[Excerpts from a figure dataset]

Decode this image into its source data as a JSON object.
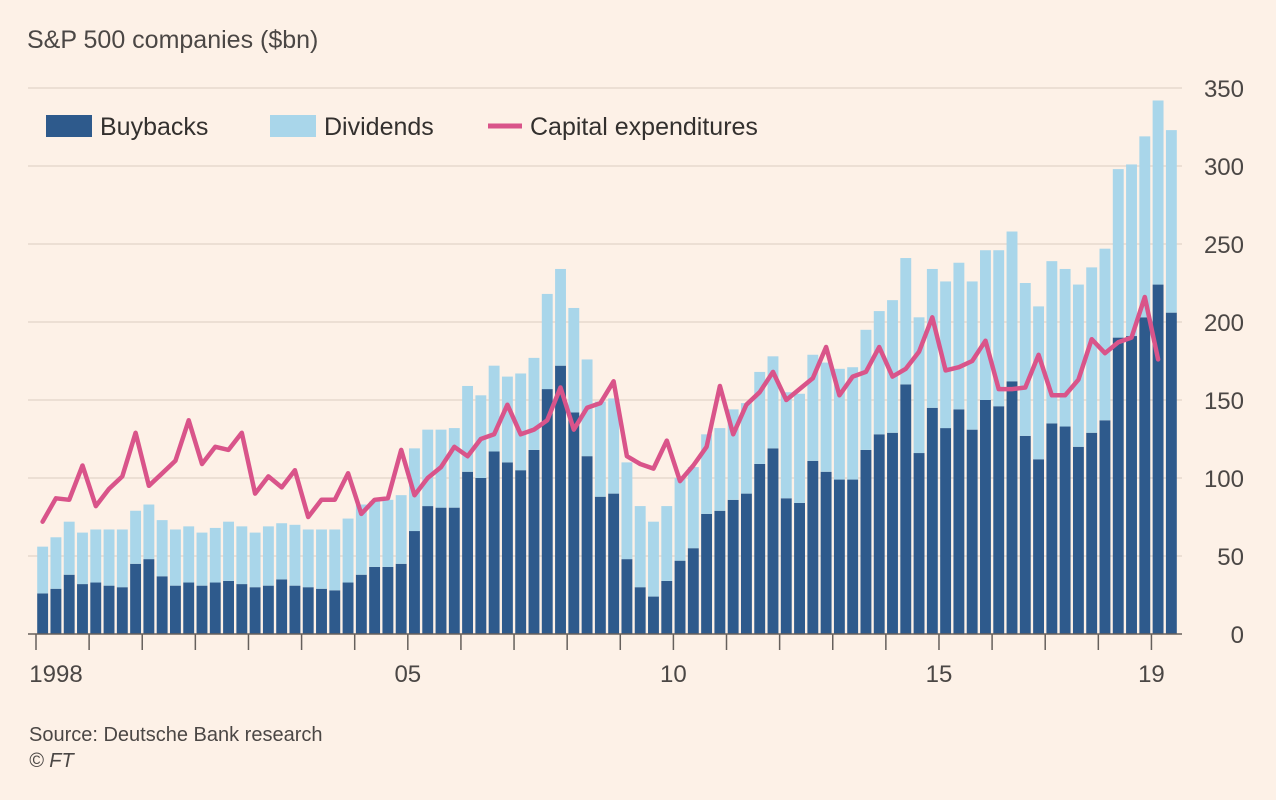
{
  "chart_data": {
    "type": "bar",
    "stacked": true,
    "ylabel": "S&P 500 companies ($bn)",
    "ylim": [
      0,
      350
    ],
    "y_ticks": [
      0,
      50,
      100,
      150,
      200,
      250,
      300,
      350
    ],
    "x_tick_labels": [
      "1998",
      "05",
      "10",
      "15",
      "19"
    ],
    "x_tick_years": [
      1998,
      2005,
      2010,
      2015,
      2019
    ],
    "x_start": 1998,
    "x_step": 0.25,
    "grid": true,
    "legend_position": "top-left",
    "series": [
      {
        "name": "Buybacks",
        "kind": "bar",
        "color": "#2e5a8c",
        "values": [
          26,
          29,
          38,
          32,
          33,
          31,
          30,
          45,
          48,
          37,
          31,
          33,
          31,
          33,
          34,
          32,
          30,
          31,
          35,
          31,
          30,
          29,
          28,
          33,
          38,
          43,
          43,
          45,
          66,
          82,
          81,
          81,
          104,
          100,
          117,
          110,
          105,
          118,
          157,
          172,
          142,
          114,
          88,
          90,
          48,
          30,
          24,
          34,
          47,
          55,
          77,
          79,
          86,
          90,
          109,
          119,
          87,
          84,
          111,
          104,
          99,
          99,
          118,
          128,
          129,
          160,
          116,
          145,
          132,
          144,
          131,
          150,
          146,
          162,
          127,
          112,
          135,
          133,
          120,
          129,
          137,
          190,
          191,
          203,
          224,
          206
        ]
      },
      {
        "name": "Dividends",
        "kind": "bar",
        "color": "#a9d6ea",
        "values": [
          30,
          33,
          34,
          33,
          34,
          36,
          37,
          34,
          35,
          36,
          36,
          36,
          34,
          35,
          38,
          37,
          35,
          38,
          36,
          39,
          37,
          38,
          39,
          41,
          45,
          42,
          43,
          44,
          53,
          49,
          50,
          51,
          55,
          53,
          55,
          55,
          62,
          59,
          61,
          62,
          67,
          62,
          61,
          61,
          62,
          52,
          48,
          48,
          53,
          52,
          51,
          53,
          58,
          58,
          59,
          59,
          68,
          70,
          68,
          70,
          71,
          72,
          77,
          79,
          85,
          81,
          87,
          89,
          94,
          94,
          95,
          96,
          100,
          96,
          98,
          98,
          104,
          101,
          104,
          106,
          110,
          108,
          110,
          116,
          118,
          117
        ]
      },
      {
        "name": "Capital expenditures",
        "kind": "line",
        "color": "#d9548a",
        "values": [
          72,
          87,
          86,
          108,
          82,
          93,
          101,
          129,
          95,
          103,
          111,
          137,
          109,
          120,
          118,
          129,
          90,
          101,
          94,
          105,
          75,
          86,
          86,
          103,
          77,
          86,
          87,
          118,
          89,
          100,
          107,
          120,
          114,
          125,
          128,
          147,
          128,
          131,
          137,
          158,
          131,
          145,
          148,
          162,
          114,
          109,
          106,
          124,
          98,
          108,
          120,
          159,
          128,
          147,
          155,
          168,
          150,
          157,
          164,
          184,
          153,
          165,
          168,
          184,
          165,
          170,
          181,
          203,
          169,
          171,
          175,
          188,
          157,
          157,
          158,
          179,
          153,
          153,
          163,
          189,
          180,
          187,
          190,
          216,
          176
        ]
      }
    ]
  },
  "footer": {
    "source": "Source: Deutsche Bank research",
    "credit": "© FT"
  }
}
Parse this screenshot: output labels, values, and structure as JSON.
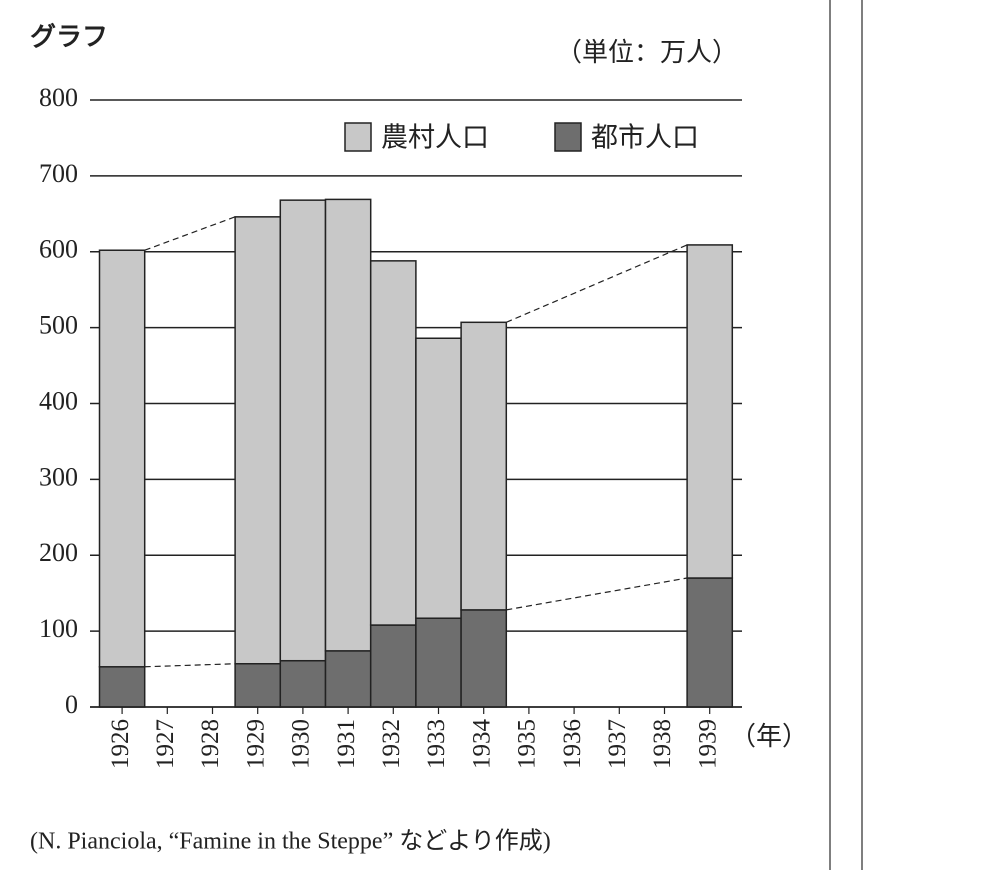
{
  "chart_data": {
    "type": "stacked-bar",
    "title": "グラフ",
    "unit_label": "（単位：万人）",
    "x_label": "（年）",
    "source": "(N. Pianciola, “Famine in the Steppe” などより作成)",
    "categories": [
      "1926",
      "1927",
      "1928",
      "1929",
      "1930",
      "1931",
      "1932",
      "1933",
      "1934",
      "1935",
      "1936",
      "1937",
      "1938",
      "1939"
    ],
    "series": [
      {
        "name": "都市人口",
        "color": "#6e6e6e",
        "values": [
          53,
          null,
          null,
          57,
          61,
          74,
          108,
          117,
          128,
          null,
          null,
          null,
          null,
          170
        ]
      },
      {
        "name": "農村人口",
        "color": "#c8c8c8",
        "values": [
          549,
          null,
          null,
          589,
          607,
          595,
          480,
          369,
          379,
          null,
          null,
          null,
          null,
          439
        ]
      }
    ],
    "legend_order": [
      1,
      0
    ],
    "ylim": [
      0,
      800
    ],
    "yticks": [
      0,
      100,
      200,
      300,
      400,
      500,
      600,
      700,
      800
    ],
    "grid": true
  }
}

...

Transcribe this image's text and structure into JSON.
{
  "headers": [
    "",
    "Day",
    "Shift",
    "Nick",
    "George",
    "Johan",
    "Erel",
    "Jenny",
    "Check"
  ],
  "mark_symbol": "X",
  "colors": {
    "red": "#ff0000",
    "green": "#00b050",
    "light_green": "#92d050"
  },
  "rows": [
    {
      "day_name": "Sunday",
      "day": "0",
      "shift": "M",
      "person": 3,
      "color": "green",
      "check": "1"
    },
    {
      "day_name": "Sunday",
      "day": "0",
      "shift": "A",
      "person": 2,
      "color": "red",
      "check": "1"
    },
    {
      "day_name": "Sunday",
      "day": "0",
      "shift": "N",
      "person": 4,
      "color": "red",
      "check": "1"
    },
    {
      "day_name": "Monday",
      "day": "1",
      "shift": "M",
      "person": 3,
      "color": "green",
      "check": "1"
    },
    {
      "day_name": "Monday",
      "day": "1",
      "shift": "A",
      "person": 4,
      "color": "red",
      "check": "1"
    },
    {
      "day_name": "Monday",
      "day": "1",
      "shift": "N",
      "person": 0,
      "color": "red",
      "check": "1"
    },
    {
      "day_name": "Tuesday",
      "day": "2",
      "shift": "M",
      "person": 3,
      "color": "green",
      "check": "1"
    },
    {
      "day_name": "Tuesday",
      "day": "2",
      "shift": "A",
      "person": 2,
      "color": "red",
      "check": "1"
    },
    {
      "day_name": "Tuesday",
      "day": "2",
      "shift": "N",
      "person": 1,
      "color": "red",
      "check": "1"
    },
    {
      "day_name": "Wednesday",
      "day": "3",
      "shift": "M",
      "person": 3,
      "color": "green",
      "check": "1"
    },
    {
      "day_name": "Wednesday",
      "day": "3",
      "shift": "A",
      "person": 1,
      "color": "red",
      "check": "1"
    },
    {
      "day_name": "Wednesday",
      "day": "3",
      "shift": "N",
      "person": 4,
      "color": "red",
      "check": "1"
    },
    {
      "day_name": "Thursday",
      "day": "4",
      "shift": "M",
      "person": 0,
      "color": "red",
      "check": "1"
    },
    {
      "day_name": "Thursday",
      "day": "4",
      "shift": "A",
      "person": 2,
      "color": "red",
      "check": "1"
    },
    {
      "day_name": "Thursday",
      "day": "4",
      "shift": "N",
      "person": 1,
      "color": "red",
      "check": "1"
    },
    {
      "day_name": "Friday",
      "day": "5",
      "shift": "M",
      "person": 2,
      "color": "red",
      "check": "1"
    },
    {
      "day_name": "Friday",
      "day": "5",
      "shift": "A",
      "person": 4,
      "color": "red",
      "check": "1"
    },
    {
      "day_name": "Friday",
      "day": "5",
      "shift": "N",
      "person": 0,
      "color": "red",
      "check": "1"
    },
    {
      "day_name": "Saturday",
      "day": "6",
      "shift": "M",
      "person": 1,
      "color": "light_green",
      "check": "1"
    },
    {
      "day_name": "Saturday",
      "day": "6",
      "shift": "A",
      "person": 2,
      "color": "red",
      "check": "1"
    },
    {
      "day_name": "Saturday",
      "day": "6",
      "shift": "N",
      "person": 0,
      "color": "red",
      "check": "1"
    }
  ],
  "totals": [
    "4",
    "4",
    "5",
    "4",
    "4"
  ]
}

==

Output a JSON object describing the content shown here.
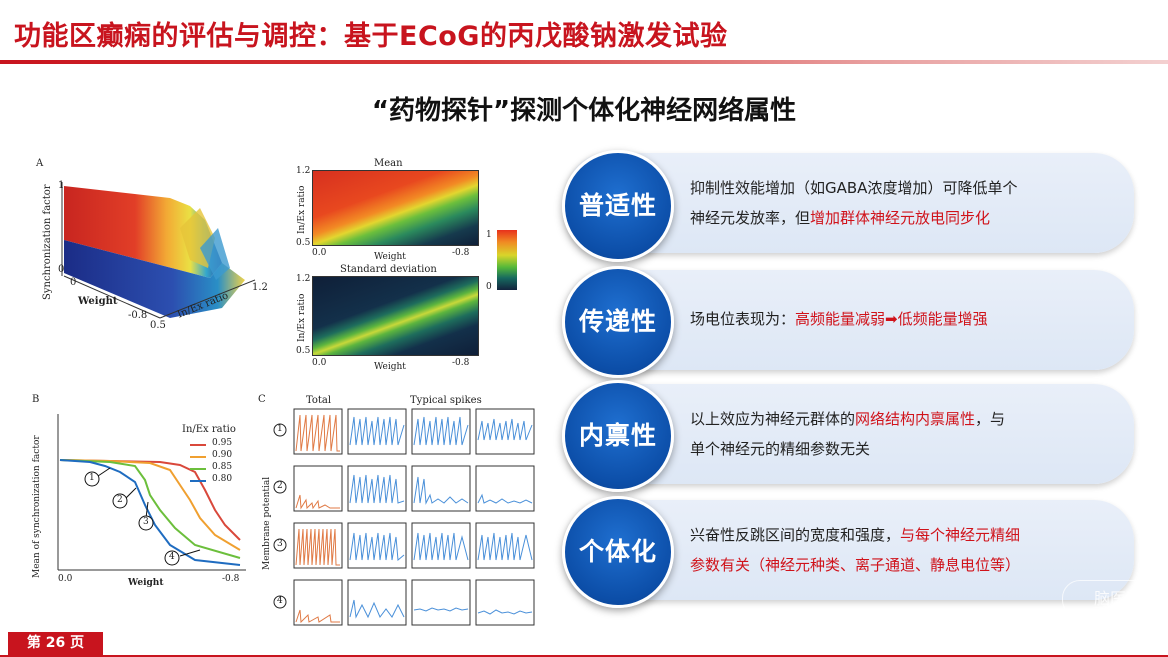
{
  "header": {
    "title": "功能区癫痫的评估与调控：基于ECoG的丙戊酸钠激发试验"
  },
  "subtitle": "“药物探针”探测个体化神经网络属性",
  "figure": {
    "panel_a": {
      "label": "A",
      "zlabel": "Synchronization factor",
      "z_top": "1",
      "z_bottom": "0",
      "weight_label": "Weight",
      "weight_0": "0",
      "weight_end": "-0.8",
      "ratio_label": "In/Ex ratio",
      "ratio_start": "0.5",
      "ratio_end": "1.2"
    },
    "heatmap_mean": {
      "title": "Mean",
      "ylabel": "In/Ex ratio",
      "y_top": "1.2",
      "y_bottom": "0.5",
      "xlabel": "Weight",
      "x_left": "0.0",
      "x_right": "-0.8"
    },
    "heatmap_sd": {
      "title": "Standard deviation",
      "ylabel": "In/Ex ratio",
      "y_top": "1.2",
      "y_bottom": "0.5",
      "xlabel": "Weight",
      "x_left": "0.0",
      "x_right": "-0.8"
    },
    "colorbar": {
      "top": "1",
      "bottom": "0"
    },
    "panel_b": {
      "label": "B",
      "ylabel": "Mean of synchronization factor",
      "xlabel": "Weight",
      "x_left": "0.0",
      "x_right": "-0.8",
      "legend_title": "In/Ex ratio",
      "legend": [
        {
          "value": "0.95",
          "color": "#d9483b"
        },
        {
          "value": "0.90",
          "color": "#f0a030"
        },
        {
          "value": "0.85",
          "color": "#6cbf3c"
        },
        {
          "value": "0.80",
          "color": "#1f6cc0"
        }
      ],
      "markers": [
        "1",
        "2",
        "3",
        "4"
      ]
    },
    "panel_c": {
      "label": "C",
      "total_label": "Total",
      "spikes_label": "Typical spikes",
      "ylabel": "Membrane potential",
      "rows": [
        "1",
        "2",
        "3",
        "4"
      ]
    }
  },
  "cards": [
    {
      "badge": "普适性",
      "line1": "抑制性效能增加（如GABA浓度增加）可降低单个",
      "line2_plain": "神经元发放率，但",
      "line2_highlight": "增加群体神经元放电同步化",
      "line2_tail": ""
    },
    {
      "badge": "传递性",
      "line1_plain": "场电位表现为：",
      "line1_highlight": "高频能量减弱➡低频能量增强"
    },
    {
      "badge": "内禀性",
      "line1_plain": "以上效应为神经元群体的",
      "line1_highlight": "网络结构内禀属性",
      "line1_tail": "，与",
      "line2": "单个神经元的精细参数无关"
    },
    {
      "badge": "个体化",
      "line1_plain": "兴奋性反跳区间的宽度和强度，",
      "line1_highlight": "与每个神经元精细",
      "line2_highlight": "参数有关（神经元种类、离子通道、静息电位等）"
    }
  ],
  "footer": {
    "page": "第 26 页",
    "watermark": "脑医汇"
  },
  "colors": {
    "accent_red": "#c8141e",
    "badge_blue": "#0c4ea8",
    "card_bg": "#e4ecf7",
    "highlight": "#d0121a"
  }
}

§ **DIRECTIVE**
Give only the number of lines in the data that hold the string "ylabel".

§ **EXERCISE RESPONSE**
5